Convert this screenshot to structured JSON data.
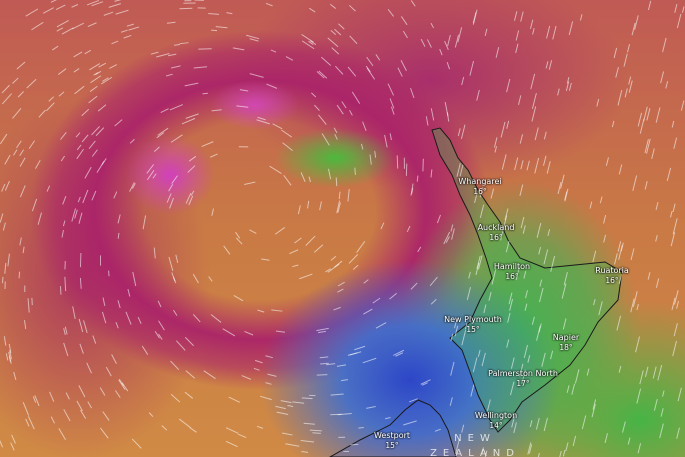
{
  "map": {
    "layer": "temperature",
    "country_label": [
      "NEW",
      "ZEALAND"
    ],
    "cities": [
      {
        "name": "Whangarei",
        "temp": "16°"
      },
      {
        "name": "Auckland",
        "temp": "16°"
      },
      {
        "name": "Hamilton",
        "temp": "16°"
      },
      {
        "name": "Ruatoria",
        "temp": "16°"
      },
      {
        "name": "New Plymouth",
        "temp": "15°"
      },
      {
        "name": "Napier",
        "temp": "18°"
      },
      {
        "name": "Palmerston North",
        "temp": "17°"
      },
      {
        "name": "Wellington",
        "temp": "14°"
      },
      {
        "name": "Westport",
        "temp": "15°"
      }
    ],
    "colors": {
      "hot": "#a8226e",
      "warm": "#cc7a3c",
      "mild": "#4cb04a",
      "cool": "#3a5fd0"
    }
  }
}
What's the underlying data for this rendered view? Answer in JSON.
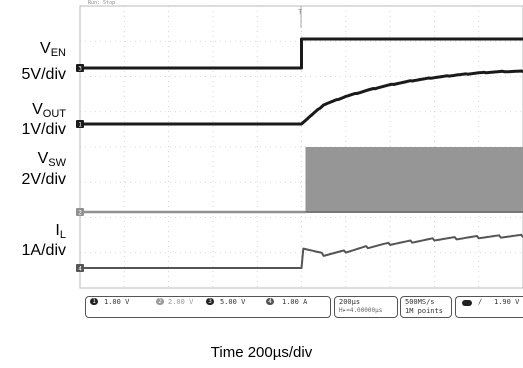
{
  "chart_data": {
    "type": "line",
    "xlabel": "Time 200µs/div",
    "channels": [
      {
        "label": "VEN",
        "label_main": "V",
        "label_sub": "EN",
        "scale": "5V/div",
        "marker": "3",
        "color": "#1a1a1a",
        "x": [
          -1.0,
          0.0,
          0.0,
          1.0
        ],
        "y": [
          0,
          0,
          5,
          5
        ]
      },
      {
        "label": "VOUT",
        "label_main": "V",
        "label_sub": "OUT",
        "scale": "1V/div",
        "marker": "1",
        "color": "#1a1a1a",
        "x": [
          -1.0,
          0.0,
          0.1,
          0.2,
          0.3,
          0.4,
          0.5,
          0.6,
          0.7,
          0.8,
          0.9,
          1.0
        ],
        "y": [
          0,
          0,
          0.9,
          1.3,
          1.6,
          1.85,
          2.05,
          2.2,
          2.32,
          2.42,
          2.48,
          2.5
        ]
      },
      {
        "label": "VSW",
        "label_main": "V",
        "label_sub": "SW",
        "scale": "2V/div",
        "marker": "2",
        "color": "#909090",
        "x": [
          -1.0,
          0.0,
          1.0
        ],
        "y_low": [
          0,
          0,
          0
        ],
        "y_high": [
          0,
          0,
          6.5
        ]
      },
      {
        "label": "IL",
        "label_main": "I",
        "label_sub": "L",
        "scale": "1A/div",
        "marker": "4",
        "color": "#555555",
        "x": [
          -1.0,
          0.0,
          0.0,
          0.1,
          0.2,
          0.3,
          0.4,
          0.5,
          0.6,
          0.7,
          0.8,
          0.9,
          1.0
        ],
        "y": [
          0,
          0,
          0.9,
          0.55,
          0.7,
          0.9,
          1.05,
          1.15,
          1.25,
          1.3,
          1.35,
          1.38,
          1.4
        ]
      }
    ]
  },
  "status_bar": {
    "ch1": "1.00 V",
    "ch2": "2.00 V",
    "ch3": "5.00 V",
    "ch4": "1.00 A",
    "timebase": "200µs",
    "position": "H▸=4.00000µs",
    "sample_rate": "500MS/s",
    "record_length": "1M points",
    "trigger_level": "1.90 V",
    "ch_numbers": [
      "1",
      "2",
      "3",
      "4"
    ]
  },
  "scope_header": "Run: Stop"
}
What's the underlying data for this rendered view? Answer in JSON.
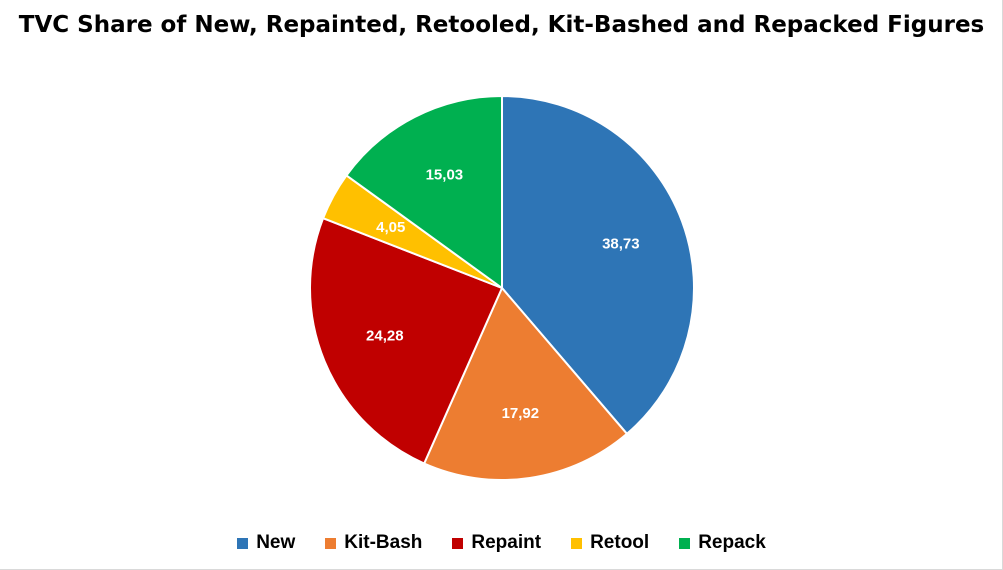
{
  "chart_data": {
    "type": "pie",
    "title": "TVC Share of New, Repainted, Retooled, Kit-Bashed and Repacked Figures",
    "slices": [
      {
        "name": "New",
        "value": 38.73,
        "label": "38,73",
        "color": "#2E75B6"
      },
      {
        "name": "Kit-Bash",
        "value": 17.92,
        "label": "17,92",
        "color": "#ED7D31"
      },
      {
        "name": "Repaint",
        "value": 24.28,
        "label": "24,28",
        "color": "#C00000"
      },
      {
        "name": "Retool",
        "value": 4.05,
        "label": "4,05",
        "color": "#FFC000"
      },
      {
        "name": "Repack",
        "value": 15.03,
        "label": "15,03",
        "color": "#00B050"
      }
    ],
    "legend": {
      "position": "bottom",
      "order": [
        "New",
        "Kit-Bash",
        "Repaint",
        "Retool",
        "Repack"
      ]
    },
    "start_angle": "12 o'clock",
    "direction": "clockwise"
  }
}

What needs to be done
Go through the material and copy out every line with "value" in it.

Finished task
        "value": 38.73,
        "value": 17.92,
        "value": 24.28,
        "value": 4.05,
        "value": 15.03,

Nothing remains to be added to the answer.